What to work on:
The records should be written out in full, with nothing altered.

Records from a collection of figures:
- - - - - - -
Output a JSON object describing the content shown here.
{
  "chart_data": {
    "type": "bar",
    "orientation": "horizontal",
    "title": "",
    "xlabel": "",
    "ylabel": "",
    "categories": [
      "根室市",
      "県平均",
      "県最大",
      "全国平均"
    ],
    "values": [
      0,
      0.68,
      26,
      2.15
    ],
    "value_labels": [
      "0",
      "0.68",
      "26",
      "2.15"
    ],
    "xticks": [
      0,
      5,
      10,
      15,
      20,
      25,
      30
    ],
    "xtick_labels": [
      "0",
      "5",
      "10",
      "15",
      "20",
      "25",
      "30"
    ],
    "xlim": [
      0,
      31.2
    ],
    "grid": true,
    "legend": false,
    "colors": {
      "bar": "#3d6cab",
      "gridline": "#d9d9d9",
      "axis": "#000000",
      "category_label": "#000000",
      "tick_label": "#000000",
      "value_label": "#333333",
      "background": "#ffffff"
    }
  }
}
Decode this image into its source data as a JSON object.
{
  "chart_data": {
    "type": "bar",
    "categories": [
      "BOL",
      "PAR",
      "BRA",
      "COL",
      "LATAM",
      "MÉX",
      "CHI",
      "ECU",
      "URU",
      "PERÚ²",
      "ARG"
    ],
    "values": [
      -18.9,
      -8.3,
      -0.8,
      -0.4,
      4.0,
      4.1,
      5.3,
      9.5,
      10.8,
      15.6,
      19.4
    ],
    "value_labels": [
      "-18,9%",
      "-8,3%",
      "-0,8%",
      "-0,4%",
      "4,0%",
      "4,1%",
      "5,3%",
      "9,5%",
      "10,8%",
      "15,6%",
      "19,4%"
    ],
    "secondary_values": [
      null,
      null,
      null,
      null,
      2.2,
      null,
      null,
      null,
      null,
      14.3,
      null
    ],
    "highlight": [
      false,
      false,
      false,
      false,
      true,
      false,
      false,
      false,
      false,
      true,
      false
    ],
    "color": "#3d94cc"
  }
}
- - - - - - -
Finished task:
Output a JSON object describing the content shown here.
{
  "chart_data": {
    "type": "bar",
    "orientation": "horizontal",
    "title": "",
    "xlabel": "",
    "ylabel": "",
    "categories": [
      "根室市",
      "県平均",
      "県最大",
      "全国平均"
    ],
    "values": [
      0,
      0.68,
      26,
      2.15
    ],
    "value_labels": [
      "0",
      "0.68",
      "26",
      "2.15"
    ],
    "xticks": [
      0,
      5,
      10,
      15,
      20,
      25,
      30
    ],
    "xtick_labels": [
      "0",
      "5",
      "10",
      "15",
      "20",
      "25",
      "30"
    ],
    "xlim": [
      0,
      31.2
    ],
    "grid": true,
    "legend": false,
    "colors": {
      "bar": "#3d6cab",
      "gridline": "#d9d9d9",
      "axis": "#000000",
      "category_label": "#000000",
      "tick_label": "#000000",
      "value_label": "#333333",
      "background": "#ffffff"
    }
  }
}
Decode this image into its source data as a JSON object.
{
  "chart_data": {
    "type": "bar",
    "categories": [
      "BOL",
      "PAR",
      "BRA",
      "COL",
      "LATAM",
      "MÉX",
      "CHI",
      "ECU",
      "URU",
      "PERÚ²",
      "ARG"
    ],
    "values": [
      -18.9,
      -8.3,
      -0.8,
      -0.4,
      4.0,
      4.1,
      5.3,
      9.5,
      10.8,
      15.6,
      19.4
    ],
    "value_labels": [
      "-18,9%",
      "-8,3%",
      "-0,8%",
      "-0,4%",
      "4,0%",
      "4,1%",
      "5,3%",
      "9,5%",
      "10,8%",
      "15,6%",
      "19,4%"
    ],
    "secondary_values": [
      null,
      null,
      null,
      null,
      2.2,
      null,
      null,
      null,
      null,
      14.3,
      null
    ],
    "highlight": [
      false,
      false,
      false,
      false,
      true,
      false,
      false,
      false,
      false,
      true,
      false
    ],
    "color": "#3d94cc"
  }
}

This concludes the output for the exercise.